------ Records for the task ------

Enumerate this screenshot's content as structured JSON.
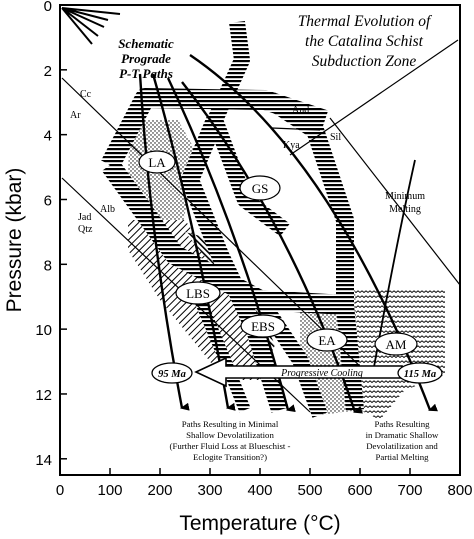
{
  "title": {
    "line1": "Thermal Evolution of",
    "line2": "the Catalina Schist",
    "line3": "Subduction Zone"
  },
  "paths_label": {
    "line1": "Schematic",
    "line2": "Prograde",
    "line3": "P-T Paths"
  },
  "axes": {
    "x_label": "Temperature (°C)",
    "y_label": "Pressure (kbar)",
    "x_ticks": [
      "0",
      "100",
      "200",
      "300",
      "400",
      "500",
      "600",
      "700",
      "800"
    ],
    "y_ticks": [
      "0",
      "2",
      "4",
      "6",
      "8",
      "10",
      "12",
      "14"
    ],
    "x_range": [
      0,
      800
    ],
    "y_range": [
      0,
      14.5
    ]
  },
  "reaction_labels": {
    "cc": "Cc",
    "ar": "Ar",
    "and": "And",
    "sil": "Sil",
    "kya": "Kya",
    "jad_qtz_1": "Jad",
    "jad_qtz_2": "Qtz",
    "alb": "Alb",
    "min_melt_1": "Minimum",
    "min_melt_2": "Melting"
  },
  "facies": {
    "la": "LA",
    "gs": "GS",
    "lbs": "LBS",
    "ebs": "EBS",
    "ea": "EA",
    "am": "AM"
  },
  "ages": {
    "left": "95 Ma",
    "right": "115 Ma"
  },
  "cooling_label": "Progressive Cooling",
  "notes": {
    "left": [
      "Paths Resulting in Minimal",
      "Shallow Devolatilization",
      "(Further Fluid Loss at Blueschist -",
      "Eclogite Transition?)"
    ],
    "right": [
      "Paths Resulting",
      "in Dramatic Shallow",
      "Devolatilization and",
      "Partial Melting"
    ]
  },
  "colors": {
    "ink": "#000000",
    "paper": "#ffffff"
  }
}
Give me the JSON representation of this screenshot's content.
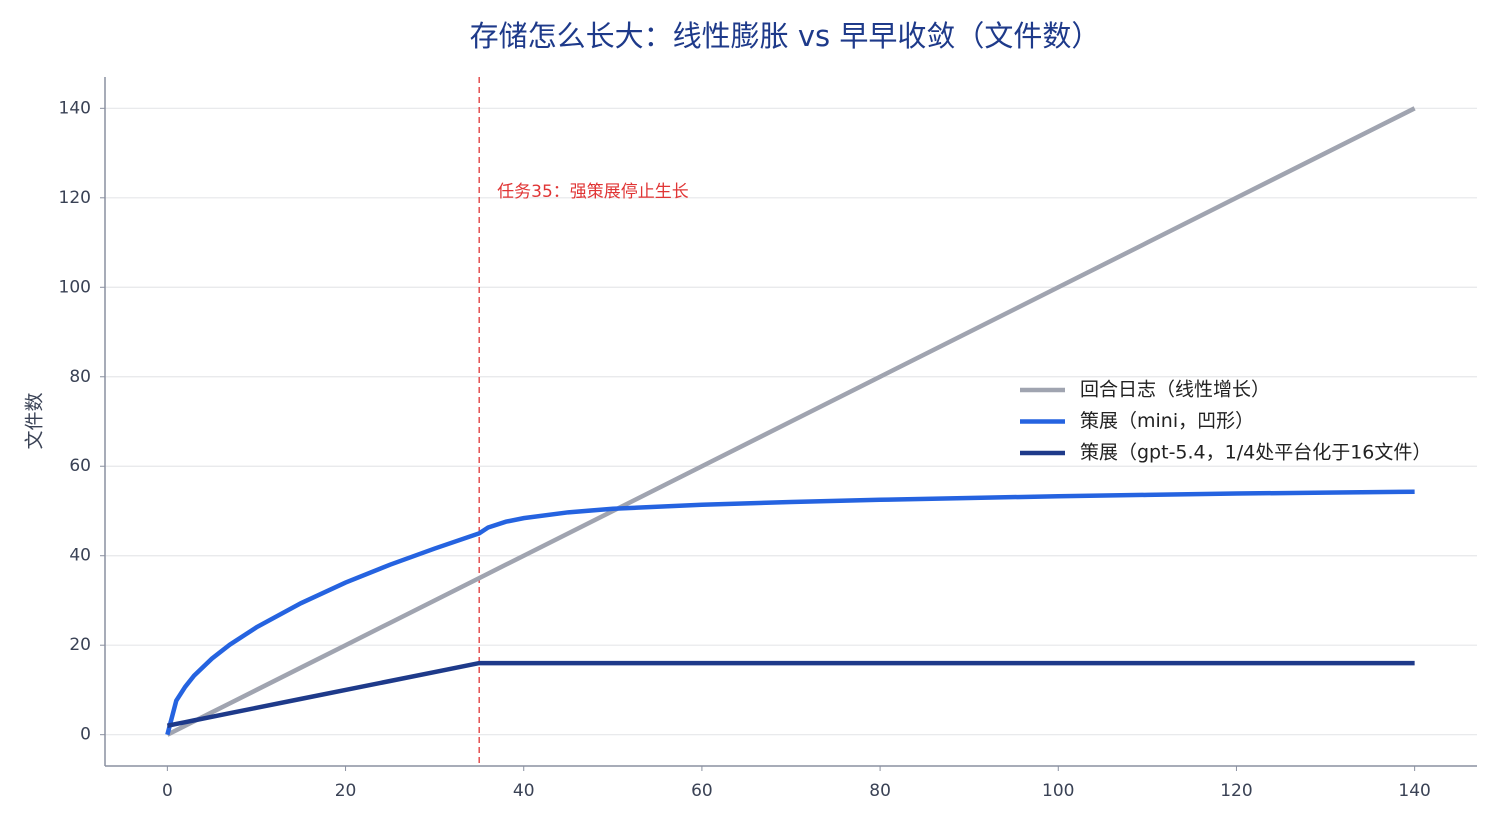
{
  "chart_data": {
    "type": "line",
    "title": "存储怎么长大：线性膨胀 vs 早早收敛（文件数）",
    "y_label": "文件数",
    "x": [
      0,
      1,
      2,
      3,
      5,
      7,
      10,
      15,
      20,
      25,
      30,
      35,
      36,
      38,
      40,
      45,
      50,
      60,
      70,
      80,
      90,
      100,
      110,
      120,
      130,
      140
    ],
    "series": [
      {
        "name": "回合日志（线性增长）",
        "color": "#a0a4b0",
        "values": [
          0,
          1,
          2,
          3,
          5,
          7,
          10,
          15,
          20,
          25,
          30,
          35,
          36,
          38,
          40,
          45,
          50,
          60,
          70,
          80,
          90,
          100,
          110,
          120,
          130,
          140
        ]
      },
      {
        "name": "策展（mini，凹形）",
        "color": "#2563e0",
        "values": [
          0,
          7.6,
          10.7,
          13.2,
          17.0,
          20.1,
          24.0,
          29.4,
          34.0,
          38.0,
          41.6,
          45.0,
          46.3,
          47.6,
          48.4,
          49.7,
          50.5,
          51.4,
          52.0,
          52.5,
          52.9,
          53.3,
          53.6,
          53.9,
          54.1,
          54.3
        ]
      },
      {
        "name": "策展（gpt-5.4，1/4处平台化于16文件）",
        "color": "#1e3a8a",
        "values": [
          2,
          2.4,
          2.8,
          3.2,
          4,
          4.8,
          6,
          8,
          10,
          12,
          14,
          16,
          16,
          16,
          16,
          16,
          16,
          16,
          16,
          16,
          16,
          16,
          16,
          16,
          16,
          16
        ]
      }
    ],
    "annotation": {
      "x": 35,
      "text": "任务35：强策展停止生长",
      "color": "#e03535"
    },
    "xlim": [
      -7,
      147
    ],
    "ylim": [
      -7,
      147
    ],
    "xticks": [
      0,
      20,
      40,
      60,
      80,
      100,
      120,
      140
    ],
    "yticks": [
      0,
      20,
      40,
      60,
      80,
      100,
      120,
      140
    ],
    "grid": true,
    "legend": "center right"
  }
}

------
------ Records for the task ------

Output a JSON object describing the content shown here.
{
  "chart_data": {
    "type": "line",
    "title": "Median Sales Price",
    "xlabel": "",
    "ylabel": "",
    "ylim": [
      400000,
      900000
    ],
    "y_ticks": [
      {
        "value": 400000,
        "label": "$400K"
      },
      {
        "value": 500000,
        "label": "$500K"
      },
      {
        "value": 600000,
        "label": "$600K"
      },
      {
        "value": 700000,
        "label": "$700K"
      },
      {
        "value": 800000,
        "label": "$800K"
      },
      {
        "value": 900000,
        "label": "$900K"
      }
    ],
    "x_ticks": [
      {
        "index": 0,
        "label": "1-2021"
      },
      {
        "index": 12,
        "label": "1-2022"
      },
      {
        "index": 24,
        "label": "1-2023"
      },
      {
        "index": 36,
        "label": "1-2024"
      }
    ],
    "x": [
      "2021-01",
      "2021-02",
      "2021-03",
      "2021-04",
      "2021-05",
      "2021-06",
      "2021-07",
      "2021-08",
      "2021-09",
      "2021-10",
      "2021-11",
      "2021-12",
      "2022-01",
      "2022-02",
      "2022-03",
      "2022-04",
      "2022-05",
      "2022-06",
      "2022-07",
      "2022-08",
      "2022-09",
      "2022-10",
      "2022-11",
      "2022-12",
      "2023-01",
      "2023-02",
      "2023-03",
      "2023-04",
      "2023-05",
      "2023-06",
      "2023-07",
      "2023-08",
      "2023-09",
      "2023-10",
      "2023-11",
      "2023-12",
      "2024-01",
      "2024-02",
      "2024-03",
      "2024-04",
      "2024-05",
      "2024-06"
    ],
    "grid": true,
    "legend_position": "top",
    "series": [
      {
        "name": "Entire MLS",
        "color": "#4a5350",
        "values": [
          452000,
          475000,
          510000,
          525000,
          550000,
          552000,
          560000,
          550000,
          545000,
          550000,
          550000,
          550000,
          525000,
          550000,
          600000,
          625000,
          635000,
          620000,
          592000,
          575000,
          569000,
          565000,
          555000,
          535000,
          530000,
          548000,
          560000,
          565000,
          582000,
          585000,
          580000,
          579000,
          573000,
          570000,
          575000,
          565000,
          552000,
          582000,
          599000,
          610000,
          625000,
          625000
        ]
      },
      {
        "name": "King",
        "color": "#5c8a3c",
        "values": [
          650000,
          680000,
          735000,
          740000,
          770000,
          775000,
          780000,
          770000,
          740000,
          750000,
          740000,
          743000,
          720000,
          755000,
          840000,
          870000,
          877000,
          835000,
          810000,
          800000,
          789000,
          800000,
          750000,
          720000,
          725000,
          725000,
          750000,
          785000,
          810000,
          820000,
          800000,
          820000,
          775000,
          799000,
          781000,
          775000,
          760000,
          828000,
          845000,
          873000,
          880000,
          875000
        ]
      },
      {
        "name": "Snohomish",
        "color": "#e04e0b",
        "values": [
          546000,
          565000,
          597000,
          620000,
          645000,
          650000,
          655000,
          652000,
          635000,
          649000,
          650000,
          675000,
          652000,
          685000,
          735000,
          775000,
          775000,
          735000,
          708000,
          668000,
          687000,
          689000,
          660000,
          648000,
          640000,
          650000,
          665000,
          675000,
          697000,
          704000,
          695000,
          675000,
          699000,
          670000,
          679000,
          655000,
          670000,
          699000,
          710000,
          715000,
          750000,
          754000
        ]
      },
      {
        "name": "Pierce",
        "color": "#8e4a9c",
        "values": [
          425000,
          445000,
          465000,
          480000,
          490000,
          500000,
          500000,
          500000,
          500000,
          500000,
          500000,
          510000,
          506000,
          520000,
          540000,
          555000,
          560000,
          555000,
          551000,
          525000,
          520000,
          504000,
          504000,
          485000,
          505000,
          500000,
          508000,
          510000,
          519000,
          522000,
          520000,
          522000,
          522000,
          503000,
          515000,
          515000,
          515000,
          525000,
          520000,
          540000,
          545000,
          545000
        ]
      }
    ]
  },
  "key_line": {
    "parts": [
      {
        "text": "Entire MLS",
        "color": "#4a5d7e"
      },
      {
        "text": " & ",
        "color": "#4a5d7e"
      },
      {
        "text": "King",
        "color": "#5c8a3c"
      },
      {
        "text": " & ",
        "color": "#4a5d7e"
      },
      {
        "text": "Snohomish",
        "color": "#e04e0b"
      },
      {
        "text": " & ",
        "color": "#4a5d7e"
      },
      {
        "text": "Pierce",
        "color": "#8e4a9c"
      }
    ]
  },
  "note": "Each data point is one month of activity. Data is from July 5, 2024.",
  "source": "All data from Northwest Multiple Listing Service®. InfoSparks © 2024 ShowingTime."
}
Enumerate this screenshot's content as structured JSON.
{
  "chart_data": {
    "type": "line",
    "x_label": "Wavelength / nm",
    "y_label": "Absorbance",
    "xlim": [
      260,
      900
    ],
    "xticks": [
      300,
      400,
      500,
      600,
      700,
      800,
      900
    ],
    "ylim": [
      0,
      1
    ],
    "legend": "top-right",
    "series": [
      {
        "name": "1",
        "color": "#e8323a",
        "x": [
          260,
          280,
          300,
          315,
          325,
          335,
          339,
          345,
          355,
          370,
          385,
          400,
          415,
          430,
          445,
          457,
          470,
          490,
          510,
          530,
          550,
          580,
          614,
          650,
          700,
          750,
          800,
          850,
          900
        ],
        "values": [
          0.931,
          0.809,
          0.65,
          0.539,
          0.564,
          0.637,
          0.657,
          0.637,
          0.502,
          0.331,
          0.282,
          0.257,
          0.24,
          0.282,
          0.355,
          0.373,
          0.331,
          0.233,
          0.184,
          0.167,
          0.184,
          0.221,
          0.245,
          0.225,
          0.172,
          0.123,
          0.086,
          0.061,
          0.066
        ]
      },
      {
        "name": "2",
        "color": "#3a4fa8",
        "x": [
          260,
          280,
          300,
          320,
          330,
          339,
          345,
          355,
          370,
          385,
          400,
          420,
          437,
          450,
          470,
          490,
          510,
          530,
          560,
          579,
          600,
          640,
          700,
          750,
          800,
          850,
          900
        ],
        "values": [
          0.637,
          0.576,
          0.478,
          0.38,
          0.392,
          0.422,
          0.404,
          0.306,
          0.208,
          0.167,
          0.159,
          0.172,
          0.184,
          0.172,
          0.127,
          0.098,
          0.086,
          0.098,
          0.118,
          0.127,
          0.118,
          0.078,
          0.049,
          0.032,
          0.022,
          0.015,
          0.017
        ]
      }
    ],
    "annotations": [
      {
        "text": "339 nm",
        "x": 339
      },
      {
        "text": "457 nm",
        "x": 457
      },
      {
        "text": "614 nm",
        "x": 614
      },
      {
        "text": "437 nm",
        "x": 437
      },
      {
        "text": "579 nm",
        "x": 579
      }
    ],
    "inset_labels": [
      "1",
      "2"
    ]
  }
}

------

Your instructions » Search the lines above for the string "Resulting", then show every one that has it.

Reply to the exercise »
      "Paths Resulting in Minimal",
      "Paths Resulting",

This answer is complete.